[begin EXTRACTED DATA]

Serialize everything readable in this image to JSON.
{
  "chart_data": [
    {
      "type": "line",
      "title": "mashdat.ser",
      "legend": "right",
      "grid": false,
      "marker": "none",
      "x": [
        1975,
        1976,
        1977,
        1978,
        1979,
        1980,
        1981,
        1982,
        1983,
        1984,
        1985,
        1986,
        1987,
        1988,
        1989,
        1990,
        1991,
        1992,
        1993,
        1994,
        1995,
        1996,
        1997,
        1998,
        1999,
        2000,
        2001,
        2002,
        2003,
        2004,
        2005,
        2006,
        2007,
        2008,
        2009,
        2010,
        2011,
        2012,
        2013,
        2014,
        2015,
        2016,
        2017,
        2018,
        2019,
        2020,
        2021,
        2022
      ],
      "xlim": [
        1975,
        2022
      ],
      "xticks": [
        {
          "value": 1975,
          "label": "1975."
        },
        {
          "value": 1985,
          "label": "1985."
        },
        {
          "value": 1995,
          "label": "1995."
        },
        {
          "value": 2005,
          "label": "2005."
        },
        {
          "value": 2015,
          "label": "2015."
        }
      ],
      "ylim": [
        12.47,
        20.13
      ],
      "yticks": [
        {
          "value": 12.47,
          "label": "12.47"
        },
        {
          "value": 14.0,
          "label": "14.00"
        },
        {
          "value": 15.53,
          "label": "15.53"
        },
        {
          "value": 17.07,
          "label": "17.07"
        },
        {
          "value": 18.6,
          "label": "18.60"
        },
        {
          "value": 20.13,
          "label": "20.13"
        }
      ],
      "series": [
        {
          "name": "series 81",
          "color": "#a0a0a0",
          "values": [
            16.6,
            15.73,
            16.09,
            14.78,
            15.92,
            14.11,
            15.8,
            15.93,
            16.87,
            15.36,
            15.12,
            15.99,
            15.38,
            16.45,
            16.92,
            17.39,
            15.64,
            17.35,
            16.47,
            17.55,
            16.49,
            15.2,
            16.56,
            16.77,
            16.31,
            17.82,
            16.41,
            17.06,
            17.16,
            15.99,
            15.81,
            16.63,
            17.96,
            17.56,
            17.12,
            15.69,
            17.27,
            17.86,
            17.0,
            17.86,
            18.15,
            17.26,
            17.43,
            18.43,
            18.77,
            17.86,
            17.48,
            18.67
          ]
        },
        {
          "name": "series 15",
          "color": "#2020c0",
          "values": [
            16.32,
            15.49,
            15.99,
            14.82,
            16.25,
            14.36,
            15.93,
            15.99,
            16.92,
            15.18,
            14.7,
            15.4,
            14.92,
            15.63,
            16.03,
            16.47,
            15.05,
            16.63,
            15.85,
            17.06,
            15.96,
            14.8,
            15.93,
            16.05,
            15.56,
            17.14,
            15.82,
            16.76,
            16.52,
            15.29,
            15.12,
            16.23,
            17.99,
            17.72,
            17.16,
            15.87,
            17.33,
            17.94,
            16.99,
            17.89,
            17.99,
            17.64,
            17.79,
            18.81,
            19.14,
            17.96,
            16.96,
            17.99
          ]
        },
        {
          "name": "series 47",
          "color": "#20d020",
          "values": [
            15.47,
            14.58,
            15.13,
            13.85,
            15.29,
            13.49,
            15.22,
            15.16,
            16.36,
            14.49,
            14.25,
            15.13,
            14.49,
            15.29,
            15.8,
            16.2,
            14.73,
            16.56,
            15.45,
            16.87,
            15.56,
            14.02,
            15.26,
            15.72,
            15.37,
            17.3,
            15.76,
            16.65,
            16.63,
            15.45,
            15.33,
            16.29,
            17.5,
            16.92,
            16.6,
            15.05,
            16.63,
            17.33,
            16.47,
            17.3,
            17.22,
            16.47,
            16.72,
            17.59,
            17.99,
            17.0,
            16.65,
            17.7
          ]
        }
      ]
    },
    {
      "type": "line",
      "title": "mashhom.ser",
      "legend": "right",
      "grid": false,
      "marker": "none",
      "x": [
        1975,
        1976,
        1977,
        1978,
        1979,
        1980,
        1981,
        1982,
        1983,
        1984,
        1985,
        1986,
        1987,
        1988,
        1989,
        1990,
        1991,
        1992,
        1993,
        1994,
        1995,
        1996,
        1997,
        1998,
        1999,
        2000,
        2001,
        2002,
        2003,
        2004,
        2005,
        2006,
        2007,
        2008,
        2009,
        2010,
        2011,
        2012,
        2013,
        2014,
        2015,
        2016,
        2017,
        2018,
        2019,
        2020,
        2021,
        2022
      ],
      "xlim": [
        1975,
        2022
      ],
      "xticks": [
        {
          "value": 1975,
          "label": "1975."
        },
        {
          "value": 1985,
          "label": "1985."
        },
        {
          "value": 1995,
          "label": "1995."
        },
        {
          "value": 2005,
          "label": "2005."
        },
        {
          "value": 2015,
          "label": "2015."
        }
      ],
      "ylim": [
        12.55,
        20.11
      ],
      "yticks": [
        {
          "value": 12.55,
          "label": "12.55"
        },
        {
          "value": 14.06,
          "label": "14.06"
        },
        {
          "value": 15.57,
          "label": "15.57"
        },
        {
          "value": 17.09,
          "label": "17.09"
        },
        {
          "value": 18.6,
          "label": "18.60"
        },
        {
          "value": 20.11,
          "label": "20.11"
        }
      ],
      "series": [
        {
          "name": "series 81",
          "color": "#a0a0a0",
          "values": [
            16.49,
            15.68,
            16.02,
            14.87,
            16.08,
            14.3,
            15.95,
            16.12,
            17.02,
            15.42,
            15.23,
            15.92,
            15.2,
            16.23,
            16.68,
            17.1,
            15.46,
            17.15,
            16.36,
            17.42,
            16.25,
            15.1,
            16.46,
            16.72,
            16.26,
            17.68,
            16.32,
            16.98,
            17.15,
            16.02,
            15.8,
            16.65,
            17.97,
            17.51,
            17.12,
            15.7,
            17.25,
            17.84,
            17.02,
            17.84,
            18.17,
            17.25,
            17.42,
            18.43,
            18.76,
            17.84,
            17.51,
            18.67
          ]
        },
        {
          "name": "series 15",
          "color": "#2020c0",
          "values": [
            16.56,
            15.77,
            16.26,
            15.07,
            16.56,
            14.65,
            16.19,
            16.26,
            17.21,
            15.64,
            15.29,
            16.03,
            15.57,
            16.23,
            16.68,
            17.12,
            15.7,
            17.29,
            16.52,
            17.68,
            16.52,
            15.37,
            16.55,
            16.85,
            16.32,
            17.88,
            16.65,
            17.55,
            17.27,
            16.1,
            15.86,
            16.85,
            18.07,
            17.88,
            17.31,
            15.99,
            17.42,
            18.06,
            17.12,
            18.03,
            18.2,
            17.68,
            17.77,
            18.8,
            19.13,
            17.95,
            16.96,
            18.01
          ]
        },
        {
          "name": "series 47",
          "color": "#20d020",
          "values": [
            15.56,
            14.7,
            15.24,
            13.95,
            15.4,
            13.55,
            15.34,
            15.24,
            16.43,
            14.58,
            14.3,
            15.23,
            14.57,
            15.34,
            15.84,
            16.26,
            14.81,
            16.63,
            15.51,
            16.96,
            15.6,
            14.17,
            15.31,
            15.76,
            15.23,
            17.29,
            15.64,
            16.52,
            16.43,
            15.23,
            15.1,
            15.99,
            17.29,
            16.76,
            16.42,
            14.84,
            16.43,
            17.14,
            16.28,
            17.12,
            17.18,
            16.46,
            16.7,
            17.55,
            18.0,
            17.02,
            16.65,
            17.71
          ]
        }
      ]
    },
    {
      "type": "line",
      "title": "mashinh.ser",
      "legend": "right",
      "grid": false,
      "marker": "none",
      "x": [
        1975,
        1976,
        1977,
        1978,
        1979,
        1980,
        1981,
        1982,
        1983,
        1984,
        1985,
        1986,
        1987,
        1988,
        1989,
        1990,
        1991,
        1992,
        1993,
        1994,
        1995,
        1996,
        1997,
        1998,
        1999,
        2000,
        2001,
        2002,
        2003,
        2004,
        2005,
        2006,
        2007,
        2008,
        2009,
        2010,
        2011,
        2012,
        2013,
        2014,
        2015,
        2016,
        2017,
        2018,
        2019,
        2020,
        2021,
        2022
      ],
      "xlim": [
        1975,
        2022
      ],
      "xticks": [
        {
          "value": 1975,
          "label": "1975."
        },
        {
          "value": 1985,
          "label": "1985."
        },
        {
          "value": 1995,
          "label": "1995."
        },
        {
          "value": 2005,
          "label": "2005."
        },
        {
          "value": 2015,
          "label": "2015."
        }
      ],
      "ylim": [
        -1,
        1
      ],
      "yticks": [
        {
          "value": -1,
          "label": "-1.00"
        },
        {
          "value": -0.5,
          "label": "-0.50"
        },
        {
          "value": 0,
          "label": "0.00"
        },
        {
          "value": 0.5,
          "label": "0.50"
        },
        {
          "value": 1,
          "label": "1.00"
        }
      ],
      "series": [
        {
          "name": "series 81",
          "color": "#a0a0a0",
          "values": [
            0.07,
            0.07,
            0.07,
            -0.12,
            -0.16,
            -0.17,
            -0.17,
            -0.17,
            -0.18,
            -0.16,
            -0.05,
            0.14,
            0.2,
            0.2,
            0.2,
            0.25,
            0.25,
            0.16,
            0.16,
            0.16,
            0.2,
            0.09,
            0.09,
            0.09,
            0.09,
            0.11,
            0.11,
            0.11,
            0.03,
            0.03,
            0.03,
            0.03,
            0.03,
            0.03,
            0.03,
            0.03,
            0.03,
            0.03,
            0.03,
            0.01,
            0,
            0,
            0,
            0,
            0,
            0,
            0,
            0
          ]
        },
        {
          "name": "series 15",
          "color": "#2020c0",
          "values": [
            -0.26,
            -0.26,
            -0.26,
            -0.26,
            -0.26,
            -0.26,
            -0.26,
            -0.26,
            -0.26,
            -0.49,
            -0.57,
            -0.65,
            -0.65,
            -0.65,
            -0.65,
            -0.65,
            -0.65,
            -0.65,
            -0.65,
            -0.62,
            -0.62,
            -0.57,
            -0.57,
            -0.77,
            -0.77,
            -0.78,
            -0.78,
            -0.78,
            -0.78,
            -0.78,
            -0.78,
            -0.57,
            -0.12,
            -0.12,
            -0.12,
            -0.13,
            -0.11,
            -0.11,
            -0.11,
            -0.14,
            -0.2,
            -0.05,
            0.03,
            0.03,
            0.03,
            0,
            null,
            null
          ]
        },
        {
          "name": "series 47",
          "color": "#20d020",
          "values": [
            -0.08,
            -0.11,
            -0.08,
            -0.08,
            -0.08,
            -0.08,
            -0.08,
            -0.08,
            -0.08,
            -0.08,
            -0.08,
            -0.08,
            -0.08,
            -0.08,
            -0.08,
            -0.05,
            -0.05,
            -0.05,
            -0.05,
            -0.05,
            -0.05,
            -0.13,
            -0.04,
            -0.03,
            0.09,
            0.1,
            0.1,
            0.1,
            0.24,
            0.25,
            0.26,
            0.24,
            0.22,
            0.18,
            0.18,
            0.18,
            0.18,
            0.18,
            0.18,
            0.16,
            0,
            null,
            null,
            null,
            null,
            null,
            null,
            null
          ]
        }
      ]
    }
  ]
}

[end EXTRACTED DATA]

• DESCRIPTION OF THE TASK: Which lines above hold the word "title"? Copy each of them.

• COMPLETE ANSWER:
      "title": "mashdat.ser",
      "title": "mashhom.ser",
      "title": "mashinh.ser",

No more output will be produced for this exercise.